> **GIVEN TEXT**
*****

Endless to-do lists.
The clock in the corner of our laptop screens. The clock on our phones.
Walking from room to room, phones uselessly, randomly, automatically in our hands.
Outside, with no destination in mind, nowhere in particular to go - we still rush. Why do we rush?
In the bath, the music from our phones dipping in volume every minute or so as yet another email comes through.
Curled up on the sofa, finally doing nothing - but on the TV over in the corner is the news, and we are still absorbing.
We're so busy, and we never switch off.
At least, I don't. Even when I have the opportunity to just stop, there are still 'better' things I could be doing: revising for my theory test, revising for my exams, thinking up post ideas, filming and editing YouTube videos, taking bookstagram photos, working, talking to someone, eating something, reading one of the many unread books I own. I don't consciously think it - the sentence 'I don't have time to rest' doesn't flit through my brain - but clearly, somewhere, that's what my body believes.
And when my eyes hurt, my head aches, and I have a literal pain in the neck from looking down at my laptop all day, I put some clothes on, run a brush through my hair, throw my phone on the bed and get out of here. A five-minute walk in any direction and I'm in a field.
Fields are nice.

*****

> **EXCERPTED DATA**

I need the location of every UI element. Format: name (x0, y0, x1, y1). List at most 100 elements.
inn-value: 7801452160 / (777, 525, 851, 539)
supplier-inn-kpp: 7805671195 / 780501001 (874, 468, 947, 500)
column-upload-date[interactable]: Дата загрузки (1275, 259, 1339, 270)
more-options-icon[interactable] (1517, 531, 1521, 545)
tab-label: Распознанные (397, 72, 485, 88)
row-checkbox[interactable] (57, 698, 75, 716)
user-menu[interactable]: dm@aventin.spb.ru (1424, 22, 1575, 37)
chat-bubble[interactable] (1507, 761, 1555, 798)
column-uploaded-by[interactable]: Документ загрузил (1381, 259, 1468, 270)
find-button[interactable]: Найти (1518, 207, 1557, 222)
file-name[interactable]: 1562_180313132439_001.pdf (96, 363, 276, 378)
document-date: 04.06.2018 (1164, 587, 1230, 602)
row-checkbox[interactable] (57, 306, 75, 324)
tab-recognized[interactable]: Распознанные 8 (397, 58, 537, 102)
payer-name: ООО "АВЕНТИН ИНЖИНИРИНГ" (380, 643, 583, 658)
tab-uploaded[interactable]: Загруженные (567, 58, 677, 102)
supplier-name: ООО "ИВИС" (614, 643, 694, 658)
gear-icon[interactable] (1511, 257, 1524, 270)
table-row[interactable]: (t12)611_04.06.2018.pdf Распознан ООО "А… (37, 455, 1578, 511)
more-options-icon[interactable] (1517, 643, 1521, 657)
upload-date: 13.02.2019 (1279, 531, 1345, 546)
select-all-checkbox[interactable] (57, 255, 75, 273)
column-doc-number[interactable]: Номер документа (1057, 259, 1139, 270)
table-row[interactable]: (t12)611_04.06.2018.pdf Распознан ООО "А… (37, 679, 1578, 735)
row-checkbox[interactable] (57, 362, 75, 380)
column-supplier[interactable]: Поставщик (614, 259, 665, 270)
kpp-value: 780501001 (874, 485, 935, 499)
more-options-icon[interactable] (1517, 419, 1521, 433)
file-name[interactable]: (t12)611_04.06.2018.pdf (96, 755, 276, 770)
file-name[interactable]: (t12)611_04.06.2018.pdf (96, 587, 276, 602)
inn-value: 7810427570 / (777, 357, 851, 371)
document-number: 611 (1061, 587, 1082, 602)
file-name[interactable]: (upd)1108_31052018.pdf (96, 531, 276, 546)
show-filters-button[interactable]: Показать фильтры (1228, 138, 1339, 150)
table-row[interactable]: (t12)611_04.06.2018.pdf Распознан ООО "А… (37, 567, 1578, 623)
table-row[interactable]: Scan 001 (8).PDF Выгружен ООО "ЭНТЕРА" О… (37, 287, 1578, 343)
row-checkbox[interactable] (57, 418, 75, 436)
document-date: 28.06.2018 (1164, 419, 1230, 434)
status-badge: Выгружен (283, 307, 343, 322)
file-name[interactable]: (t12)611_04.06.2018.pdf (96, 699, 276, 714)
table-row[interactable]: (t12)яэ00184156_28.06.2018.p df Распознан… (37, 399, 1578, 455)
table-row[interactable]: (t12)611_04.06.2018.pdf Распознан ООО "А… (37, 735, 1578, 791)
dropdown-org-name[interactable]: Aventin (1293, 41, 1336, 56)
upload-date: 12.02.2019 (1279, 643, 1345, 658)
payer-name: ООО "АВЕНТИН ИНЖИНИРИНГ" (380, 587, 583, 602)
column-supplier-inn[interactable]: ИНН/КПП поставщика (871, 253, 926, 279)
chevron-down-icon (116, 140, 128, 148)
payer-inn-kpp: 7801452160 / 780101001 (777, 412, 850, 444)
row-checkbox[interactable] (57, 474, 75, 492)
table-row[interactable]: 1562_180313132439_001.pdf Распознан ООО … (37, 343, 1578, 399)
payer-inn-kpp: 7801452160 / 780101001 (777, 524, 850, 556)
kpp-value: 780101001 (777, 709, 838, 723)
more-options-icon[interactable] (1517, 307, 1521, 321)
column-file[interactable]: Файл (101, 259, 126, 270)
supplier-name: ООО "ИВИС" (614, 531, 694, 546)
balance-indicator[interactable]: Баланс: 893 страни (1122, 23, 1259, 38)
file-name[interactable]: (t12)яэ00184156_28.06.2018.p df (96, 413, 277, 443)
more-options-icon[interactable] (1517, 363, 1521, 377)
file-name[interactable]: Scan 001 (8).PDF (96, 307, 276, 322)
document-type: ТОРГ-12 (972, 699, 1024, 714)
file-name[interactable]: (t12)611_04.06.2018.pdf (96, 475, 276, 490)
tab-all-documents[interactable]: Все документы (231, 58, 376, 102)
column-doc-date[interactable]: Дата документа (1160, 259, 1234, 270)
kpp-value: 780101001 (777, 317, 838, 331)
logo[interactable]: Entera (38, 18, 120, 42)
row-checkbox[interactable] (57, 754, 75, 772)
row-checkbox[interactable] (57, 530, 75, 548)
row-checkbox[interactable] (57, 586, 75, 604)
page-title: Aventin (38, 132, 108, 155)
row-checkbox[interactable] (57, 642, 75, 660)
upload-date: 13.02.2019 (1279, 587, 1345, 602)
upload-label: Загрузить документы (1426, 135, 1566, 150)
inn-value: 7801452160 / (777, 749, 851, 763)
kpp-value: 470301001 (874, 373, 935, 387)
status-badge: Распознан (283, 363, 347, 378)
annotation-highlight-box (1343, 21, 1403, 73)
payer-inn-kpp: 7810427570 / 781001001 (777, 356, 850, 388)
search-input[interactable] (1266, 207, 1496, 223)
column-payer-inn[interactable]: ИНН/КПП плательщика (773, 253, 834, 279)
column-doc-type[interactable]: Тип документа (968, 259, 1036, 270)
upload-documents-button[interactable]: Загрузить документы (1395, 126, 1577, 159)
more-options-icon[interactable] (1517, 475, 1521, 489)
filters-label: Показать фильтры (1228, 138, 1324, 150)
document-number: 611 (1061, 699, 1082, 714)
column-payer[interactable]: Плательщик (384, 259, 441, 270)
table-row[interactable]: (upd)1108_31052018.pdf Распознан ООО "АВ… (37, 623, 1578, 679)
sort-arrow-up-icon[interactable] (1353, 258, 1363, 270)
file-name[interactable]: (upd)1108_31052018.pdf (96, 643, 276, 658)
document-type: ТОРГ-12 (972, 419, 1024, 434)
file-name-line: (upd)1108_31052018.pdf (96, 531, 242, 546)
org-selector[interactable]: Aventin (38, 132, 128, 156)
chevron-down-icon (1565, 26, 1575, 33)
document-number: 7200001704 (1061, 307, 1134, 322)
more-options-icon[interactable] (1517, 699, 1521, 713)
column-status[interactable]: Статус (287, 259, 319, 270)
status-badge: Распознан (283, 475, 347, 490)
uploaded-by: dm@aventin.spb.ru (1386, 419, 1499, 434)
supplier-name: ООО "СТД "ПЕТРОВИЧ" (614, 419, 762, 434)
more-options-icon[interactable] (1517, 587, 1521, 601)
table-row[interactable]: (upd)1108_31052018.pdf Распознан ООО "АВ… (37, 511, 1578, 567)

*****

> **WORK REQUIRED**
Copy out the passage on constant busyness, beginning at the words "At least, I" and stopping after "Fields are nice.", and switch "laptop" to "tablet" throughout that section. The entries come from a source unrelated to the text.

> **RESPONSE TO THE EXERCISE**
At least, I don't. Even when I have the opportunity to just stop, there are still 'better' things I could be doing: revising for my theory test, revising for my exams, thinking up post ideas, filming and editing YouTube videos, taking bookstagram photos, working, talking to someone, eating something, reading one of the many unread books I own. I don't consciously think it - the sentence 'I don't have time to rest' doesn't flit through my brain - but clearly, somewhere, that's what my body believes.
And when my eyes hurt, my head aches, and I have a literal pain in the neck from looking down at my tablet all day, I put some clothes on, run a brush through my hair, throw my phone on the bed and get out of here. A five-minute walk in any direction and I'm in a field.
Fields are nice.